-------- INPUT MATERIAL --------

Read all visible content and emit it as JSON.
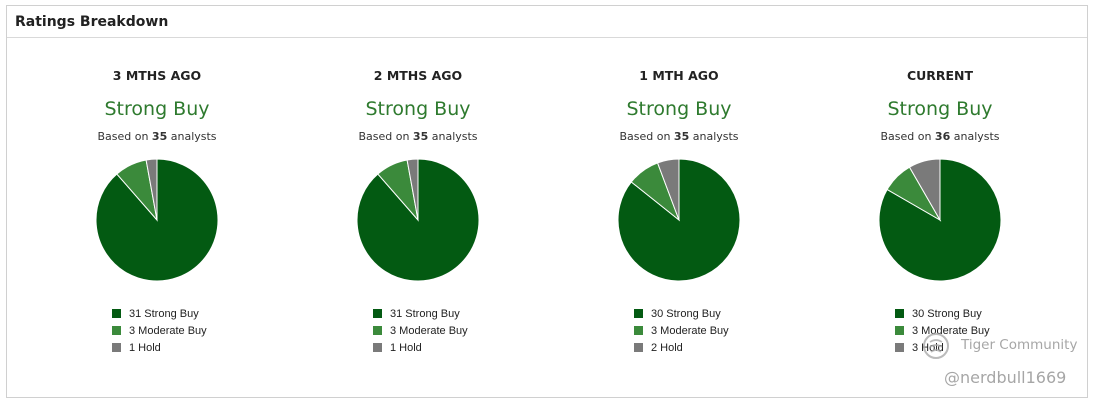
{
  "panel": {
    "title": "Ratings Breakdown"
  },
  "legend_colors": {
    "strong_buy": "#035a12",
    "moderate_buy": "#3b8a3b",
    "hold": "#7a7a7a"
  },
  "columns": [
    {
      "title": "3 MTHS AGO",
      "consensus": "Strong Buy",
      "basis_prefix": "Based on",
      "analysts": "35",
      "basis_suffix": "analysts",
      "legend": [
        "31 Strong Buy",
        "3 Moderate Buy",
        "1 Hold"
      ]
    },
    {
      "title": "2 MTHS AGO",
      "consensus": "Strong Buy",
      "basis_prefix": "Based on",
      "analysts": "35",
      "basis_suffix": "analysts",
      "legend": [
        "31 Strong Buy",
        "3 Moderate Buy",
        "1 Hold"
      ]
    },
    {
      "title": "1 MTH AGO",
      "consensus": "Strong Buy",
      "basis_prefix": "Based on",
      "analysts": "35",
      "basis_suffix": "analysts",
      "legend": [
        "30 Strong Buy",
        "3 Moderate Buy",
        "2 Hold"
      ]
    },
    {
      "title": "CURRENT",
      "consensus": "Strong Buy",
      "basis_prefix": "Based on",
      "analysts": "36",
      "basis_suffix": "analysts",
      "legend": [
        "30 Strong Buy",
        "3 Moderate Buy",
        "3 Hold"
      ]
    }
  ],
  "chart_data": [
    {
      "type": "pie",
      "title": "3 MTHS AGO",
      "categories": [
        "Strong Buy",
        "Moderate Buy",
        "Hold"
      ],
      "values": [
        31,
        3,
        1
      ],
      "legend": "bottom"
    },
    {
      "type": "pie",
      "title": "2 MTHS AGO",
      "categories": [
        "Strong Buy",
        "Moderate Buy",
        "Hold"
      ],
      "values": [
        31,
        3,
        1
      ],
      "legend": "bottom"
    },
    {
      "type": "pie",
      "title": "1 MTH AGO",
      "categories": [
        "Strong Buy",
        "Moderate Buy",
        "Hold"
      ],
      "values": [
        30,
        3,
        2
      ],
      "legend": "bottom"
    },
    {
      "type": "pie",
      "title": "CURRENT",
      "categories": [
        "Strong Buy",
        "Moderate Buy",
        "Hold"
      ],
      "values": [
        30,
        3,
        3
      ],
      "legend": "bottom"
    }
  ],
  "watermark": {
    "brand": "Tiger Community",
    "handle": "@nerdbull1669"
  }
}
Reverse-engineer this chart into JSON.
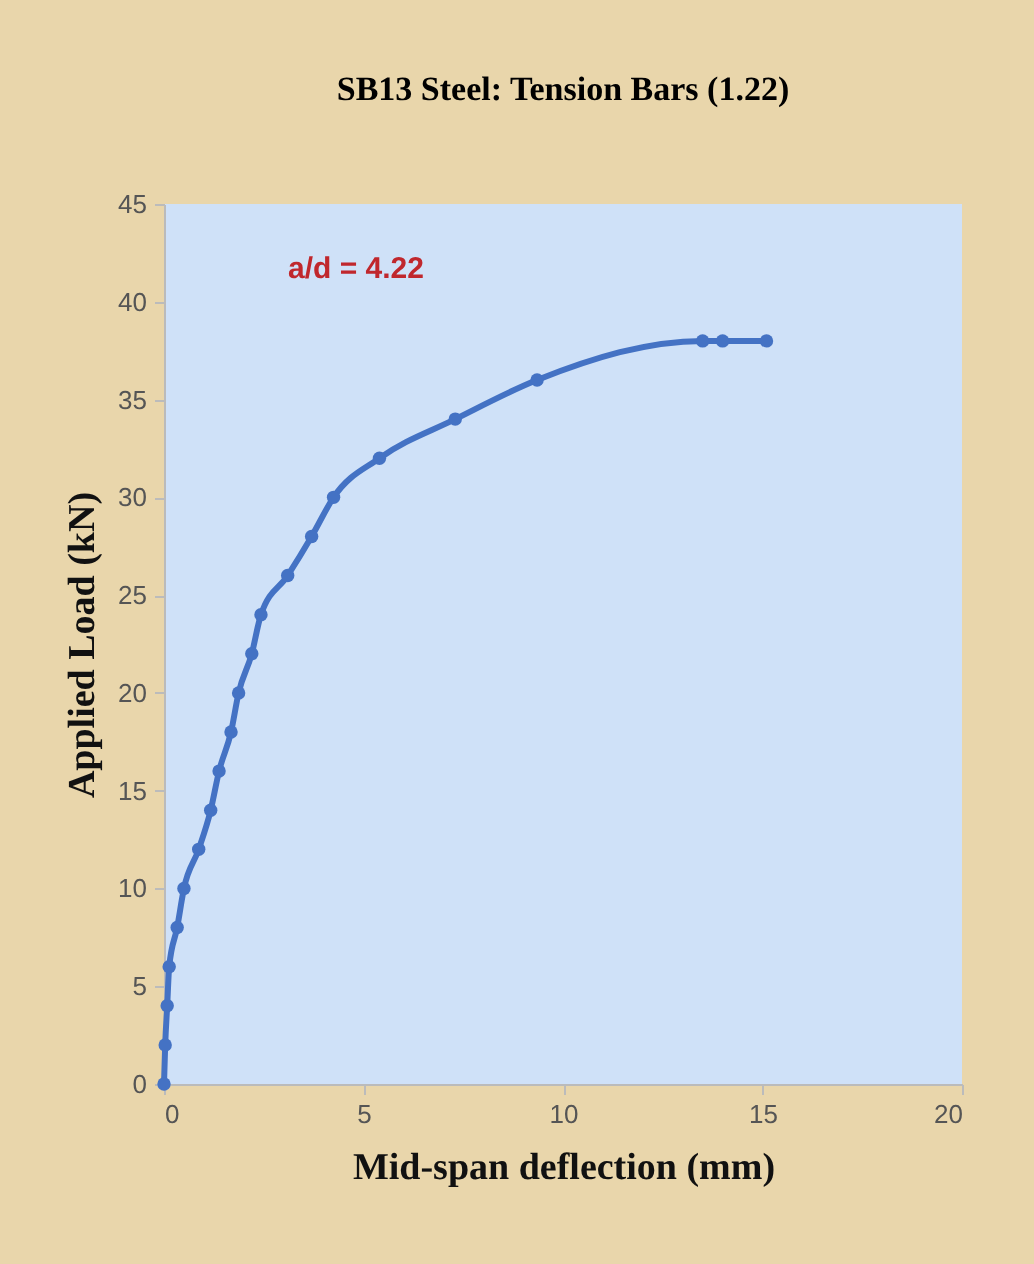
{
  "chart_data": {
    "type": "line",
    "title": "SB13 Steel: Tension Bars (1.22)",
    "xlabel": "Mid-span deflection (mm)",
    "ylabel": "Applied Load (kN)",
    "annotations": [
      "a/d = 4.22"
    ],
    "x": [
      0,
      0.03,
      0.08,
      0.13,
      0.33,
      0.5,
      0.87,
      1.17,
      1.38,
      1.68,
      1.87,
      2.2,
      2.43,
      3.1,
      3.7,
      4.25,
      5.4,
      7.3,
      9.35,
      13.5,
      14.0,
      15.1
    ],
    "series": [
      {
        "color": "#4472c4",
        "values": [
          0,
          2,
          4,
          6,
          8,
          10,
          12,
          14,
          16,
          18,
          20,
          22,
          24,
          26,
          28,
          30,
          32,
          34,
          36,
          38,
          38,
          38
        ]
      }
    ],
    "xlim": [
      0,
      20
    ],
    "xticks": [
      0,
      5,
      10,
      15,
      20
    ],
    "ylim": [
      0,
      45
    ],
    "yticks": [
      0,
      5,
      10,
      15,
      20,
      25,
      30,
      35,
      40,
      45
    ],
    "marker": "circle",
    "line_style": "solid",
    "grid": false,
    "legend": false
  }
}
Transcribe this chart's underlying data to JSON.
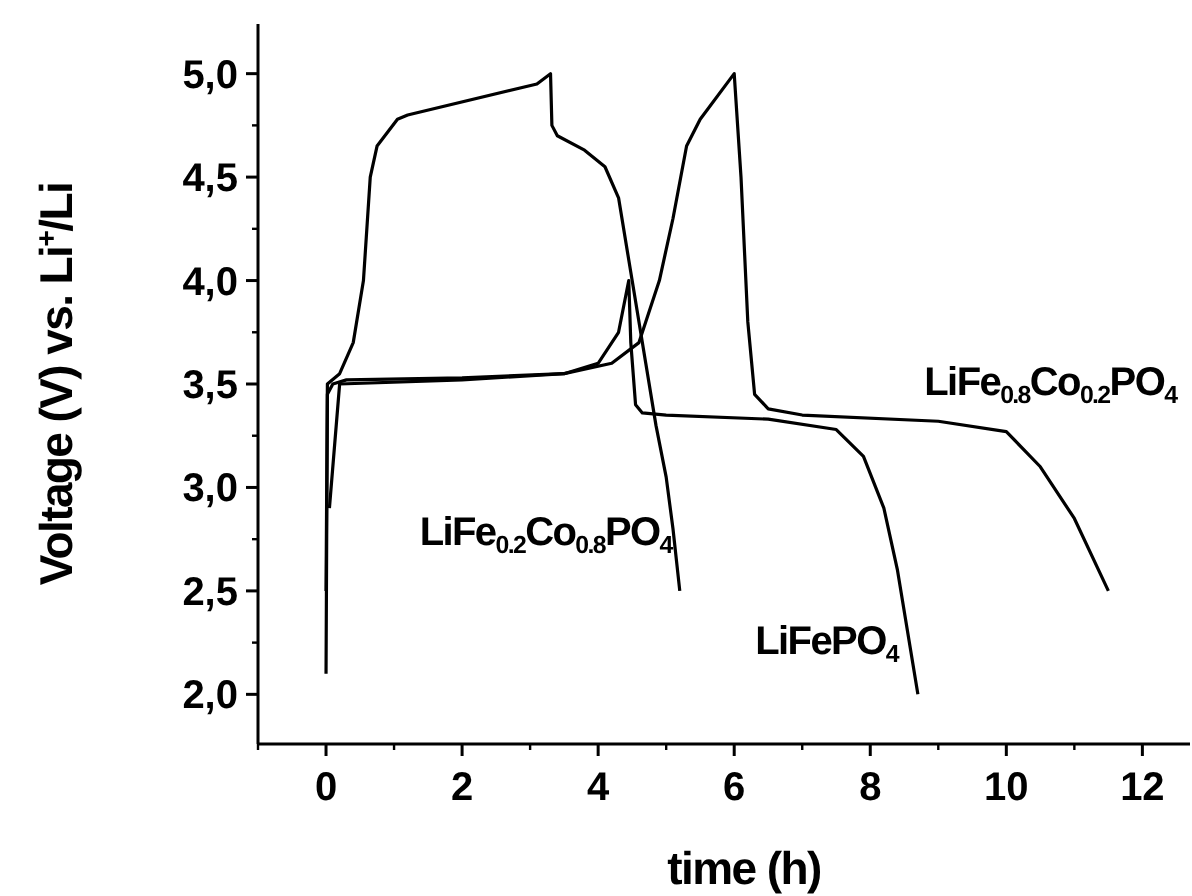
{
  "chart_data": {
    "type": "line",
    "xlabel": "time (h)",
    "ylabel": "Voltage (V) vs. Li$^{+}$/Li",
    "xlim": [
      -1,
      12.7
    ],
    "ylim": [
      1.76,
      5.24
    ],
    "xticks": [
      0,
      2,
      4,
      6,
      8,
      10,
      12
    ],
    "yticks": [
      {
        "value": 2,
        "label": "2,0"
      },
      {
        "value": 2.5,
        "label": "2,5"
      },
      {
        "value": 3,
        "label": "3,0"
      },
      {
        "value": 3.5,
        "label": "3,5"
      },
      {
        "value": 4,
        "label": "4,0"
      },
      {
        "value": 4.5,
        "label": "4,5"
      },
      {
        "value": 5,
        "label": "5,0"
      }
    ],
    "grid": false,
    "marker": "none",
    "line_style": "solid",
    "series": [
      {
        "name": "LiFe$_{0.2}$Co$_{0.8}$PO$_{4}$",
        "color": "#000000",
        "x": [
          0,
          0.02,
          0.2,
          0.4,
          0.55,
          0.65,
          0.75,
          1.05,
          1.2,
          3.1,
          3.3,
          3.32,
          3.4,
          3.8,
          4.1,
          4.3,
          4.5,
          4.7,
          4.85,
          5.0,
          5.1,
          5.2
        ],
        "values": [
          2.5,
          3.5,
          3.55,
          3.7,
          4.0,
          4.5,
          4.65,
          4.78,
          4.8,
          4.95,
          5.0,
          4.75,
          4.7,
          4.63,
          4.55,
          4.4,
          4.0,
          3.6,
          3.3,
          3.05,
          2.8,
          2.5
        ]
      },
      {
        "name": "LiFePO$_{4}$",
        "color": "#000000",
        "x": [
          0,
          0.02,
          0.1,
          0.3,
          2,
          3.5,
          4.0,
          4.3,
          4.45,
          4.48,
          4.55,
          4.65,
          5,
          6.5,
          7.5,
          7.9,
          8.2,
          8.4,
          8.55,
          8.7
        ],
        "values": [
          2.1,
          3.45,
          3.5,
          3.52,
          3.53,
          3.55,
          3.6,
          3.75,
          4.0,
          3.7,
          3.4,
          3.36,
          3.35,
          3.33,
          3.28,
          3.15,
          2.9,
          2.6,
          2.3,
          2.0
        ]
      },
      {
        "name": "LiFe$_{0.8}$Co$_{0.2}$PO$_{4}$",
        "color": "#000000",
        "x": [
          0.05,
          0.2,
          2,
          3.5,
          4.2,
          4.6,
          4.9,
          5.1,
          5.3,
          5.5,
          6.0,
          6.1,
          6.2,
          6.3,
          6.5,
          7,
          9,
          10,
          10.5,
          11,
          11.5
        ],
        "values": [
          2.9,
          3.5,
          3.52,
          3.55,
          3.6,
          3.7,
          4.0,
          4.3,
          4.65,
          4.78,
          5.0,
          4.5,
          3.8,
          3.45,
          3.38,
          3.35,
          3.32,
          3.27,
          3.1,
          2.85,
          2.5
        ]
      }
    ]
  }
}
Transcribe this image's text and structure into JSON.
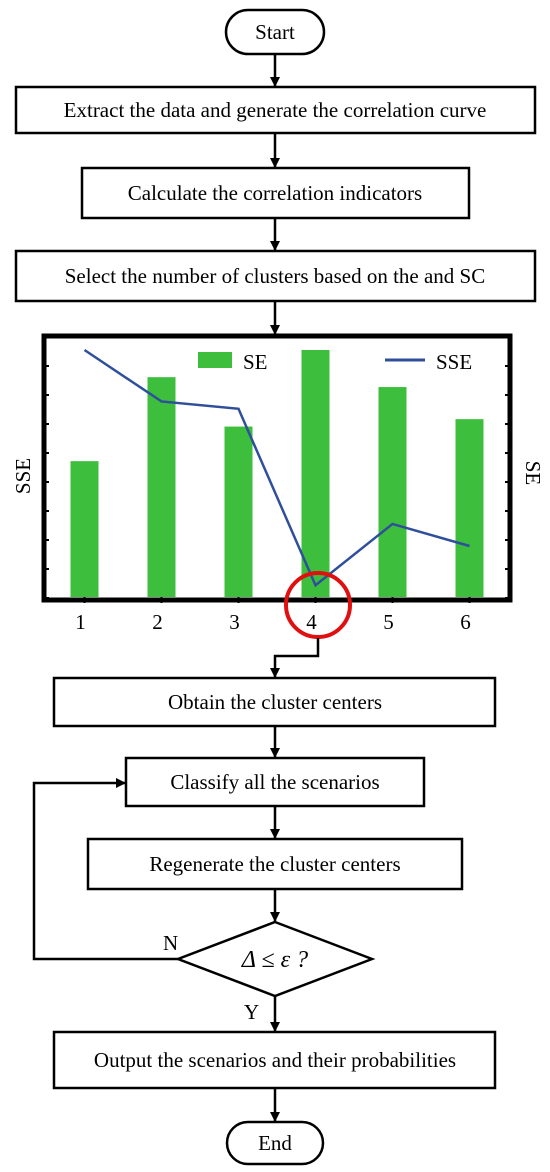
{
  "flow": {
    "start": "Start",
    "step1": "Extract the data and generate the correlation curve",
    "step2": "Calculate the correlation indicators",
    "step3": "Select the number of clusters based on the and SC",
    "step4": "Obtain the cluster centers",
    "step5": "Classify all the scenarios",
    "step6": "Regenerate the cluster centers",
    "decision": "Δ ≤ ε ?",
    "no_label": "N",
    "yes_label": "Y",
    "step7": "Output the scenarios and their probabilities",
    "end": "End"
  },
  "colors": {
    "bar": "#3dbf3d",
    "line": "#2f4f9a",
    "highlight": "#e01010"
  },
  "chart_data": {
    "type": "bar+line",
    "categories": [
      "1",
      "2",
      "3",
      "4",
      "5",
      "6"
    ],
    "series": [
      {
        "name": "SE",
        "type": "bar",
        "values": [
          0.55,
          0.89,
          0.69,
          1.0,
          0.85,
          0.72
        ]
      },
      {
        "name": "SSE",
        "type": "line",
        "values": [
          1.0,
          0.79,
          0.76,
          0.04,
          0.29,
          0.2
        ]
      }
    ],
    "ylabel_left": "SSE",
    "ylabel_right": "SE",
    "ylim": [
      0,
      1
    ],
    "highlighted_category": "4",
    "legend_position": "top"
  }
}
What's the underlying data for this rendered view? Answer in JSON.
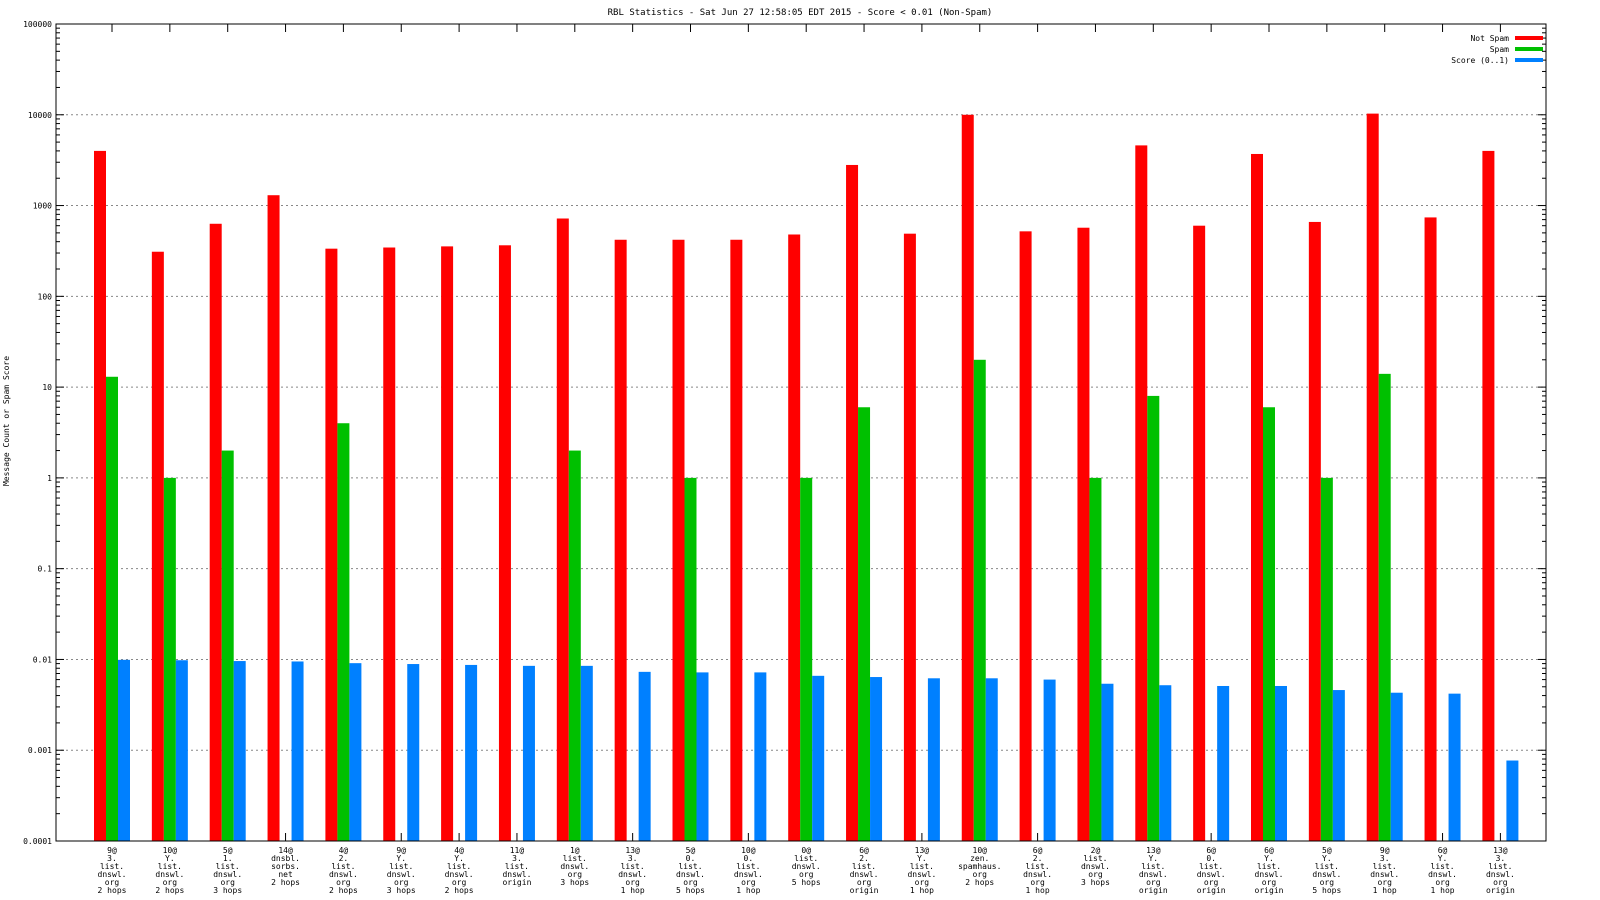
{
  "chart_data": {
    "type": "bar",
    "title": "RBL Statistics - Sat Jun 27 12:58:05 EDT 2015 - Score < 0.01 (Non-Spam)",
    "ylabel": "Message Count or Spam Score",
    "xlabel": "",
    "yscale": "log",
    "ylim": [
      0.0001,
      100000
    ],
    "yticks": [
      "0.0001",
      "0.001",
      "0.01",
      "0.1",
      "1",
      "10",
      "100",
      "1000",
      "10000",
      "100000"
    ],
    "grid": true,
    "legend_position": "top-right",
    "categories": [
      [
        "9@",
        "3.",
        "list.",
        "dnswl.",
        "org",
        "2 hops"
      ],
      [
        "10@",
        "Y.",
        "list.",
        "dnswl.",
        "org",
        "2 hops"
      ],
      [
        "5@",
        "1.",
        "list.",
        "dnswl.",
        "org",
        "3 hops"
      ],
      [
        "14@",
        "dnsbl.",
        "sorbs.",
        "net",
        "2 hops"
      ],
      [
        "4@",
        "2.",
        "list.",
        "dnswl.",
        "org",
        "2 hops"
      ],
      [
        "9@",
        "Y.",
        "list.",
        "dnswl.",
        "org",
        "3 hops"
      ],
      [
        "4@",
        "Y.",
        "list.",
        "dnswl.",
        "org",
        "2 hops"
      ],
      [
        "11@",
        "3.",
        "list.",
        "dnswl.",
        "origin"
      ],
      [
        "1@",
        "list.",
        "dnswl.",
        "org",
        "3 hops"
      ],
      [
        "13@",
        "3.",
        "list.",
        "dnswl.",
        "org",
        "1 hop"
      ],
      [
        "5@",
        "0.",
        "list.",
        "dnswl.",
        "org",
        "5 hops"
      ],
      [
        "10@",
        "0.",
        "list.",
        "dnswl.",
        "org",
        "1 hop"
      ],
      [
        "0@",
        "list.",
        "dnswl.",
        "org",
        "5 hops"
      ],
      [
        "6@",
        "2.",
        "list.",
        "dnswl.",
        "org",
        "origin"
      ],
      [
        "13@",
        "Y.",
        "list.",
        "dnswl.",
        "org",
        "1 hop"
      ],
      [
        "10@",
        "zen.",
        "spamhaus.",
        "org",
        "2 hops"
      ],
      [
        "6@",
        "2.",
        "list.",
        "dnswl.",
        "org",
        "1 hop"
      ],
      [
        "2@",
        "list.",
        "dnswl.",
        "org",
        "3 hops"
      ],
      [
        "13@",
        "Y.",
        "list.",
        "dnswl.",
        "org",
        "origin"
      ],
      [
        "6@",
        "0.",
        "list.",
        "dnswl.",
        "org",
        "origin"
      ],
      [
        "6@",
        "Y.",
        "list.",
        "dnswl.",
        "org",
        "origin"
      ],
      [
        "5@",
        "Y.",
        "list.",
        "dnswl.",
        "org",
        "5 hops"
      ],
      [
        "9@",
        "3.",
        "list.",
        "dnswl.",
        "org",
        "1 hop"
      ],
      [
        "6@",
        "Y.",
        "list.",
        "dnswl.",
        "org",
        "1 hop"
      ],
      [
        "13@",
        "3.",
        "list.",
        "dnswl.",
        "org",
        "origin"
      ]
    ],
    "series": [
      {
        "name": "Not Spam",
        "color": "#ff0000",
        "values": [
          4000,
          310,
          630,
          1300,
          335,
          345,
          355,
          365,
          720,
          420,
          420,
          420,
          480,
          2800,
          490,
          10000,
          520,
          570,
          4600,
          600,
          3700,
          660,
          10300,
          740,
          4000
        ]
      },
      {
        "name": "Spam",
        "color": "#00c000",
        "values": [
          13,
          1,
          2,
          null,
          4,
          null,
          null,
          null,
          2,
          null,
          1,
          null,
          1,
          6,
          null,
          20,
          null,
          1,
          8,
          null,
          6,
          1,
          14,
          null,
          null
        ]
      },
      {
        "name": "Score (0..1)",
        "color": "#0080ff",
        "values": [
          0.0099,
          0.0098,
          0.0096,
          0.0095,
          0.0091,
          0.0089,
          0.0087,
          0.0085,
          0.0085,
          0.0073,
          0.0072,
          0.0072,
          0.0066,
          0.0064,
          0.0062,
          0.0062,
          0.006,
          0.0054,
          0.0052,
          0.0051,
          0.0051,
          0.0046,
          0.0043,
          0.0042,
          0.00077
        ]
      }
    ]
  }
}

--------

» **DIRECTIONS FOR THIS TASK**
Every line containing the string "Transcribe" must be listed.

» **OUTPUT FOR THIS TASK**
Transcribe this chart's underlying data to JSON.
Transcribe this image's text and structure into JSON.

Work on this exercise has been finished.